■ TASK DIRECTIONS
Search the material below for the string "this" and list each line that holds it.

■ DATA TO USE
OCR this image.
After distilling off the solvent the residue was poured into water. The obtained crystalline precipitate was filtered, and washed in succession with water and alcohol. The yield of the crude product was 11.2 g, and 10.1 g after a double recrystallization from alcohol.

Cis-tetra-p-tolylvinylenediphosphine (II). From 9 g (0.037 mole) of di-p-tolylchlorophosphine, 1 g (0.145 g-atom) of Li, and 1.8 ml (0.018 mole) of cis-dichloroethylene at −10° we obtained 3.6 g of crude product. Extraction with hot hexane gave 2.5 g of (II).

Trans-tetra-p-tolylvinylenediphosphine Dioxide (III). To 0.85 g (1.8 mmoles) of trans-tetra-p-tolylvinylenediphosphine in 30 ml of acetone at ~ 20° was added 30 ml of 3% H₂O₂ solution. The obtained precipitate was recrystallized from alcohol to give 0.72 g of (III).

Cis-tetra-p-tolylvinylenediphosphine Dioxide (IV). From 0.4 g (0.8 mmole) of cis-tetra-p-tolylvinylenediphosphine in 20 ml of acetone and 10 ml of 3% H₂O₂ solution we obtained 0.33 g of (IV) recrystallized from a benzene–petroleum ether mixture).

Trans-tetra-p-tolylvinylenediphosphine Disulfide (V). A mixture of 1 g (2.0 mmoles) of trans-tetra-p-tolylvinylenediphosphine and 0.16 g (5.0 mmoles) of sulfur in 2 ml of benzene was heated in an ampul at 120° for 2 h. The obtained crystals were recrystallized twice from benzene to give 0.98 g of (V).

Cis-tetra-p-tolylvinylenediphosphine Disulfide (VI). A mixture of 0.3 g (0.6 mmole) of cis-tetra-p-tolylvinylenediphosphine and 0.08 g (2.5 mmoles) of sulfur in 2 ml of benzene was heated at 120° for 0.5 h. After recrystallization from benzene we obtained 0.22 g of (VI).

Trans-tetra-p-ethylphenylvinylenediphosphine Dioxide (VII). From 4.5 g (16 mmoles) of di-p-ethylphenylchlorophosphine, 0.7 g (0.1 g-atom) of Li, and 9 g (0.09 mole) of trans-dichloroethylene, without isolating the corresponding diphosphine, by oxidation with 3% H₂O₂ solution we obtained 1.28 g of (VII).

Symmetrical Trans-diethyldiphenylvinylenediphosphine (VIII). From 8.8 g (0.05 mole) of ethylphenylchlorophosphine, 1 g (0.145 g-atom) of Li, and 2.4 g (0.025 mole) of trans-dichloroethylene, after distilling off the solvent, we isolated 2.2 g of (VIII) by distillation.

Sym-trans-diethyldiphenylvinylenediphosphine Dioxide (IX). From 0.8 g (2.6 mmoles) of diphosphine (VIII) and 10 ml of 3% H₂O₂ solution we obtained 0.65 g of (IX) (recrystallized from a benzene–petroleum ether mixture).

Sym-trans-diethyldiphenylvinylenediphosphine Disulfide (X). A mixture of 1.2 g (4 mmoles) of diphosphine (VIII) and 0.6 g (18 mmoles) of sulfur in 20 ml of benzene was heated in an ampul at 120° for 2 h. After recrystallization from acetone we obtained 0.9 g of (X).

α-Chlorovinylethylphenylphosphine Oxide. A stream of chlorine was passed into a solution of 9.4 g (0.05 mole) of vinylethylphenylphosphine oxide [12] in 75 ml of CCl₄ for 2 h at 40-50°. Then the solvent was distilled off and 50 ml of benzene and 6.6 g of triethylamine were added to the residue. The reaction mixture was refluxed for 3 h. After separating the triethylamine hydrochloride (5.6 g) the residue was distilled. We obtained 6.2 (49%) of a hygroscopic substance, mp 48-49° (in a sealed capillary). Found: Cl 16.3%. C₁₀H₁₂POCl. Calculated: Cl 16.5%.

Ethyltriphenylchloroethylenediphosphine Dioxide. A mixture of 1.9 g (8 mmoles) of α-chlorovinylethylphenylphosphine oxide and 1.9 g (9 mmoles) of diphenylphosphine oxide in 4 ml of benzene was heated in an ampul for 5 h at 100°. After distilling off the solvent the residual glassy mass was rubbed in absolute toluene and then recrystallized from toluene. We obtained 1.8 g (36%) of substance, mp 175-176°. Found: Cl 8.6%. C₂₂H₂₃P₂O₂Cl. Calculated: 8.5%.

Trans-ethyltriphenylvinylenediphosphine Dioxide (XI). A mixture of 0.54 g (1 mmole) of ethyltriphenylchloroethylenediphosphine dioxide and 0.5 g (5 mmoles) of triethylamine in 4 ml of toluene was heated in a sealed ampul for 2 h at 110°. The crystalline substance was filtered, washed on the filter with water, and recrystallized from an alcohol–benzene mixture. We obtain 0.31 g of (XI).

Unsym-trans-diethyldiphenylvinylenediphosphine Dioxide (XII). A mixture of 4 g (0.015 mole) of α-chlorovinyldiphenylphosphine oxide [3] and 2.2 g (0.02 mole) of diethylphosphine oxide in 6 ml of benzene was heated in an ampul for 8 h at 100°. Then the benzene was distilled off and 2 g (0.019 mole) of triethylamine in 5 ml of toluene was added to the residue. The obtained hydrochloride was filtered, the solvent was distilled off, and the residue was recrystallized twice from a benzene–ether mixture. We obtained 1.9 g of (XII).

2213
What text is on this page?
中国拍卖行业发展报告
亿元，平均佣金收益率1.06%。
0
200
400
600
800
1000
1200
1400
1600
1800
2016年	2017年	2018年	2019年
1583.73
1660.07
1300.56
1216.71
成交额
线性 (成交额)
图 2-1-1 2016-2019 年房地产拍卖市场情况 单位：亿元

■ SOLVED EXERCISE
OCR this image.
What text is on this page?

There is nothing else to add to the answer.